→ Aim:
Report each line of the data that has "deactivated" somewhere in it.
— START Information given —
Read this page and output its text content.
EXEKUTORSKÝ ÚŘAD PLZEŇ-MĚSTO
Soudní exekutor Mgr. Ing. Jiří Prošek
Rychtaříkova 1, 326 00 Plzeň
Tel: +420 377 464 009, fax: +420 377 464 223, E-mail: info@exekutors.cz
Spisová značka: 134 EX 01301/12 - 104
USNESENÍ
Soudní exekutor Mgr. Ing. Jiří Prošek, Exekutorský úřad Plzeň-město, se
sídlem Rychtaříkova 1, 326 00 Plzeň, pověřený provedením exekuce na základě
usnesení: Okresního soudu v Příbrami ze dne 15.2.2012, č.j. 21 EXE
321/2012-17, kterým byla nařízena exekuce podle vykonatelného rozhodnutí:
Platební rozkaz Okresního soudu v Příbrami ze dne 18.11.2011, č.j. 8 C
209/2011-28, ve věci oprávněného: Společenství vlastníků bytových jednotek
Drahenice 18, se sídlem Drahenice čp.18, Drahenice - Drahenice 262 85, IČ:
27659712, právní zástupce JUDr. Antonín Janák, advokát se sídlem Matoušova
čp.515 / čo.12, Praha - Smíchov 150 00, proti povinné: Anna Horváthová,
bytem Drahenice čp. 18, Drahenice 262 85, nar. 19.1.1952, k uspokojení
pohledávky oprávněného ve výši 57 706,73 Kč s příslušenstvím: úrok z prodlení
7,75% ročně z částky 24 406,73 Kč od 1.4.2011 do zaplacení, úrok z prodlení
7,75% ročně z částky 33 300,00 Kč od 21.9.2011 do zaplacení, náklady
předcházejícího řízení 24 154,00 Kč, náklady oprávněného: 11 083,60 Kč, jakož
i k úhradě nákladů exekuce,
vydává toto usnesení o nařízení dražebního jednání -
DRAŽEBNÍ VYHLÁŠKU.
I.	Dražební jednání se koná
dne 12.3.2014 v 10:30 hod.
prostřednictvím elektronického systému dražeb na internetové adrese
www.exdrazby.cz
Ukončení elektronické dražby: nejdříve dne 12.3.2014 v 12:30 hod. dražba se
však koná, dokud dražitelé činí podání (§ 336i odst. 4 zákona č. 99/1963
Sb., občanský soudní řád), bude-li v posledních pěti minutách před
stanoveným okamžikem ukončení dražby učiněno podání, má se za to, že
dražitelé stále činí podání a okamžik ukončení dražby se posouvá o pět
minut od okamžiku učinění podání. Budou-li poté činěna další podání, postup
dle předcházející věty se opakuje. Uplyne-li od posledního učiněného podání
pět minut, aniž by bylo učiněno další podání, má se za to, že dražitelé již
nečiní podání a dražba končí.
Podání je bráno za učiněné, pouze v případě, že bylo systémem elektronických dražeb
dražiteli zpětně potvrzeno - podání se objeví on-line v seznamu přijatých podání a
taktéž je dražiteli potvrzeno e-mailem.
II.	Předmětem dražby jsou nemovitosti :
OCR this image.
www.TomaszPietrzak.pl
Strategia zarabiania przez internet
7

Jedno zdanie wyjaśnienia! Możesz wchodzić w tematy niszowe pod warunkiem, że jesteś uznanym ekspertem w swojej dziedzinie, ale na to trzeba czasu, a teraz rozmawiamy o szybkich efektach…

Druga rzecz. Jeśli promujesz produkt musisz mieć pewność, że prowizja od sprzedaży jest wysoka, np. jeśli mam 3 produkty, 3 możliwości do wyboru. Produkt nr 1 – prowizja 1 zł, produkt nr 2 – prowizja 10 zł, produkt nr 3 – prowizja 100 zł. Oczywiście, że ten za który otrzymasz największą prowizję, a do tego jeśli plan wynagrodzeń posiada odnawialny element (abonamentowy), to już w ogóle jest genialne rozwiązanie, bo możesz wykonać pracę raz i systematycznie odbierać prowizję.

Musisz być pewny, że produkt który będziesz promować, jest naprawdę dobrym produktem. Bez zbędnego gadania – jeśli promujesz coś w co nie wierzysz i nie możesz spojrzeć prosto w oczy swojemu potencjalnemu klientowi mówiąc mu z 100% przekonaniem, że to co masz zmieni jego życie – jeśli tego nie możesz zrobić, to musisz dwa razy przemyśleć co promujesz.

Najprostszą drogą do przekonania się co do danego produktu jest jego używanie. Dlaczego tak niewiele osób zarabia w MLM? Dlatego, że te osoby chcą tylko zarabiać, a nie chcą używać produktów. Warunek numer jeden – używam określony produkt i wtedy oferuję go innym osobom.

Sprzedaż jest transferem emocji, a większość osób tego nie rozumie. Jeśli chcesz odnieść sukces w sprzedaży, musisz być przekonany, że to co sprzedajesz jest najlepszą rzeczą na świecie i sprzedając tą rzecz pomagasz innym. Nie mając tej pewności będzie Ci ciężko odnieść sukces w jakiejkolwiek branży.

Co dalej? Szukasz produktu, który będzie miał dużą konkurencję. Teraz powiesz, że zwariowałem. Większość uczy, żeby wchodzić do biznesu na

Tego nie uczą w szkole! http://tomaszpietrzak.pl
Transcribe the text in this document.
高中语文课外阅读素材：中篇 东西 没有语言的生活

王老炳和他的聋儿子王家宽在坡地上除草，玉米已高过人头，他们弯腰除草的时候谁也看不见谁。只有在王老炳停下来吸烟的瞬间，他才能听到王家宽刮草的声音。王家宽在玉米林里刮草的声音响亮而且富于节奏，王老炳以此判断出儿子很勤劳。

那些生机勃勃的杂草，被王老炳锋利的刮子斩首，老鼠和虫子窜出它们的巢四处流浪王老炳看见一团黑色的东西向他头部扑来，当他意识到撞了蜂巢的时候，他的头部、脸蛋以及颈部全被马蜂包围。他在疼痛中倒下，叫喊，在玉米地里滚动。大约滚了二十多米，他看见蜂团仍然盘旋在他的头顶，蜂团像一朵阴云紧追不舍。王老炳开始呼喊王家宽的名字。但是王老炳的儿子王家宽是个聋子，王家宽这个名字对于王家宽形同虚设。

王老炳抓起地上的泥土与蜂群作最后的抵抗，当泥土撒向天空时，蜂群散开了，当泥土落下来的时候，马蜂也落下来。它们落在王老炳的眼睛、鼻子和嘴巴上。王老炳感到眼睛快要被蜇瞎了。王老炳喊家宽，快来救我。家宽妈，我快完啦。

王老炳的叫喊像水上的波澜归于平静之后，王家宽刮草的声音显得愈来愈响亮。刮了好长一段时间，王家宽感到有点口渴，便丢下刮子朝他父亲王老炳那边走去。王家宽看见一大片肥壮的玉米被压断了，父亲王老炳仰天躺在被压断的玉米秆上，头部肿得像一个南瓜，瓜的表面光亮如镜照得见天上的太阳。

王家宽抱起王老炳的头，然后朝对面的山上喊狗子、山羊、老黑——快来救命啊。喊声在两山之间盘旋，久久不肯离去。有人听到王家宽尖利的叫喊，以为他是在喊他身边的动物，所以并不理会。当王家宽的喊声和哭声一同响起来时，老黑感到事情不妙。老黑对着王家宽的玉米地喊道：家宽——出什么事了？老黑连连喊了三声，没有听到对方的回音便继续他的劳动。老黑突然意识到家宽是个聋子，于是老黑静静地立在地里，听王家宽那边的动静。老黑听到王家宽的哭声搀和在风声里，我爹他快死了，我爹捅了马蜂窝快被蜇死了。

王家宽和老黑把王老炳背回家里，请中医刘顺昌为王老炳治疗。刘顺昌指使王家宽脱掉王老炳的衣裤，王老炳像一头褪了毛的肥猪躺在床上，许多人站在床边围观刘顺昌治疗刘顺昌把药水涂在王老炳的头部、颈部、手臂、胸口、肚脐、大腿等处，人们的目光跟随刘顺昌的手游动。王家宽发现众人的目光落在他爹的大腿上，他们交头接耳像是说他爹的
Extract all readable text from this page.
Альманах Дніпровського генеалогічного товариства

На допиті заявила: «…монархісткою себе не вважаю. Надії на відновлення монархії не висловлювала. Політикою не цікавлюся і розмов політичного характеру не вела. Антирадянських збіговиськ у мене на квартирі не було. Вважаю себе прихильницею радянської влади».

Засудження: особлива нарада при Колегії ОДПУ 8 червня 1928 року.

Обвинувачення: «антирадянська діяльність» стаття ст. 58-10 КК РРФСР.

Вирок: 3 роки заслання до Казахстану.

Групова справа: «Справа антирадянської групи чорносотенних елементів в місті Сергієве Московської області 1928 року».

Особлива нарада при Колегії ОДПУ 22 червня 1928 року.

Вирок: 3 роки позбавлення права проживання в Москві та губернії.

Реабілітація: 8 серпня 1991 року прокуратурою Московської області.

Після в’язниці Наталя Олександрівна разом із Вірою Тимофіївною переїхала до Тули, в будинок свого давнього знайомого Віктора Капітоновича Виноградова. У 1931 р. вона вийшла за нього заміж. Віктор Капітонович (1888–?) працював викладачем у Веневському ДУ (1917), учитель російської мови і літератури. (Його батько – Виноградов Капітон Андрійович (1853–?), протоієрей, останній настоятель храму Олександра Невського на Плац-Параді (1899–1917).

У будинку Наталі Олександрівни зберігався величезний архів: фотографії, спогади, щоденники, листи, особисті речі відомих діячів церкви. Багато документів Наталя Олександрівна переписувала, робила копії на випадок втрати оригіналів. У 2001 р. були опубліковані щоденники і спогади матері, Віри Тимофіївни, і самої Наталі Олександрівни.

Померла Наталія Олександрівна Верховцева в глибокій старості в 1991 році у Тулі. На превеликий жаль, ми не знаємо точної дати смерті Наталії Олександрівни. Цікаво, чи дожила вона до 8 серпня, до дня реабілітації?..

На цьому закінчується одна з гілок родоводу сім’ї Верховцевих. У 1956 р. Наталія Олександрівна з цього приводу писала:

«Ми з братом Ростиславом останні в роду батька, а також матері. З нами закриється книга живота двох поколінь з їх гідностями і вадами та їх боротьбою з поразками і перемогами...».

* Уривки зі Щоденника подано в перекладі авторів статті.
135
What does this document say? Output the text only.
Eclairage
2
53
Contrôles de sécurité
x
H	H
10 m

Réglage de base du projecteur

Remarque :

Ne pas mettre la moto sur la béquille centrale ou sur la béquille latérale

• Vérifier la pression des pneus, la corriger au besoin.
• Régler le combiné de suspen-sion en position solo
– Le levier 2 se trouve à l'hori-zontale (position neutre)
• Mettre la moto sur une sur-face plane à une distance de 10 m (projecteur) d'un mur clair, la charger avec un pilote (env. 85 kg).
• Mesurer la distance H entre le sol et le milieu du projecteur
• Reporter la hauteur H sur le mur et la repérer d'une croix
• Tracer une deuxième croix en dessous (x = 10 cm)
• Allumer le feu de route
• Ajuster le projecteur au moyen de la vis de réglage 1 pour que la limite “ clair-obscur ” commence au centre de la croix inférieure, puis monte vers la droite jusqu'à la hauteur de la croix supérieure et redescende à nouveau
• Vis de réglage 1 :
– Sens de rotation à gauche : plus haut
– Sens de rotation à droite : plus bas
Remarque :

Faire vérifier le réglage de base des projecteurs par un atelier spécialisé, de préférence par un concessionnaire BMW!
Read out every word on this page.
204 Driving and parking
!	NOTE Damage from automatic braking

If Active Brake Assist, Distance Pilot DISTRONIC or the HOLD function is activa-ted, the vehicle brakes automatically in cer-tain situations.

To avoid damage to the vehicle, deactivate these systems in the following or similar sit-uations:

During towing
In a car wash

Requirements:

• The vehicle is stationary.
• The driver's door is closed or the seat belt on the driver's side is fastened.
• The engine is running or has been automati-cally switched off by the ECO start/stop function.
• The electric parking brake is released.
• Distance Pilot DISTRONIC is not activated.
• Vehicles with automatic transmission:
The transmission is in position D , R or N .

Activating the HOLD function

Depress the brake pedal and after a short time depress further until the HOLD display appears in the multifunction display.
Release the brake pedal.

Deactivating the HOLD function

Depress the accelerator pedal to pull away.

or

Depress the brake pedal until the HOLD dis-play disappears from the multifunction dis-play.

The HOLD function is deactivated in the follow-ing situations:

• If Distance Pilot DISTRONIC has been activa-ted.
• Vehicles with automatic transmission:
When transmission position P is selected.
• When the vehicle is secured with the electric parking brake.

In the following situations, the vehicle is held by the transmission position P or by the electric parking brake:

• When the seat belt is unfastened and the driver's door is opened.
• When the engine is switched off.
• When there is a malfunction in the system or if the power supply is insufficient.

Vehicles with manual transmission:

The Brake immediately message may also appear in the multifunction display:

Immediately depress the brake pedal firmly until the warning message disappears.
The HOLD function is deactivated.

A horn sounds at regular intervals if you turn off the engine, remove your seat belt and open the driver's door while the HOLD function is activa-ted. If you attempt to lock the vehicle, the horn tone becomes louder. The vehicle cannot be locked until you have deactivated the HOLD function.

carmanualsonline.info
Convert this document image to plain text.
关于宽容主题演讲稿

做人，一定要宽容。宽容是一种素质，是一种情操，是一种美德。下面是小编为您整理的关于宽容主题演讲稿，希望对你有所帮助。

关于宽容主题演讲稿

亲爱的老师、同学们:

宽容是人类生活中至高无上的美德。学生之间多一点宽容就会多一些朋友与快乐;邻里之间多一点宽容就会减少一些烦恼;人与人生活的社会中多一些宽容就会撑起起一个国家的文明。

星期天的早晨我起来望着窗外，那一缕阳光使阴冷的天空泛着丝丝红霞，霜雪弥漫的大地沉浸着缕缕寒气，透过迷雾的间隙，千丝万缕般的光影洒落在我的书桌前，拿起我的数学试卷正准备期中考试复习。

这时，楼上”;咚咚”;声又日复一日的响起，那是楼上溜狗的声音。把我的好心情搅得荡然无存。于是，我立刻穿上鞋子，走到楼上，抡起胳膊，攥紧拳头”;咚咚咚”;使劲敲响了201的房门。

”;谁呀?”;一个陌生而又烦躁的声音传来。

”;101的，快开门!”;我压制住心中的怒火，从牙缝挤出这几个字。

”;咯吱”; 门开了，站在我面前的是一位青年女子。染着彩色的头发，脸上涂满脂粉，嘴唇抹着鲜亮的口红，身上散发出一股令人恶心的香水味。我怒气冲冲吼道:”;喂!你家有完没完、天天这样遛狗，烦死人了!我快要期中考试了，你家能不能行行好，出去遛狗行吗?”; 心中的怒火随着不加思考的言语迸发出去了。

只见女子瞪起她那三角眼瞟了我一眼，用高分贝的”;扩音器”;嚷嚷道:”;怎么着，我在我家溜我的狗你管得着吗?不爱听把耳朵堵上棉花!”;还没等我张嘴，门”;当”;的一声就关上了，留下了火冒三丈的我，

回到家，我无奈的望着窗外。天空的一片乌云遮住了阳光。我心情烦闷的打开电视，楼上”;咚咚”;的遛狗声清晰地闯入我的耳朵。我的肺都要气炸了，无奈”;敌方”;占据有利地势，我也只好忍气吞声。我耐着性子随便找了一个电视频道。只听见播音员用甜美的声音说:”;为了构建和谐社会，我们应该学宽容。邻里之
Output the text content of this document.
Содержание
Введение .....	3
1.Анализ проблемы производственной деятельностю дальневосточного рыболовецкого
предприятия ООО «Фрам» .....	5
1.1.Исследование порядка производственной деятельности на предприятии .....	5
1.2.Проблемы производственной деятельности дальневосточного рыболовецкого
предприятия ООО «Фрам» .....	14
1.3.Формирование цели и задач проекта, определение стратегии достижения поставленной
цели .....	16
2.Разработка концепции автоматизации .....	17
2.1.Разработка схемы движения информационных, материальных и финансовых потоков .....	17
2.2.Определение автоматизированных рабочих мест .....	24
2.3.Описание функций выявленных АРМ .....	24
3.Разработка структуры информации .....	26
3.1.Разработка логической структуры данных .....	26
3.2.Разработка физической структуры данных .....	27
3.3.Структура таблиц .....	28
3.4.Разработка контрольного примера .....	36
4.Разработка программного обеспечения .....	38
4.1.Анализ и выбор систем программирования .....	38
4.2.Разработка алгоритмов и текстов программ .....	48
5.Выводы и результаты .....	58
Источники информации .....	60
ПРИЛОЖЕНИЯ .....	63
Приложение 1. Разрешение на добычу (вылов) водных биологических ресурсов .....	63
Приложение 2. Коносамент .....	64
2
— END Information given —
→ The result:
The HOLD function is deactivated in the follow-ing situations:
The HOLD function is deactivated.
A horn sounds at regular intervals if you turn off the engine, remove your seat belt and open the driver's door while the HOLD function is activa-ted. If you attempt to lock the vehicle, the horn tone becomes louder. The vehicle cannot be locked until you have deactivated the HOLD function.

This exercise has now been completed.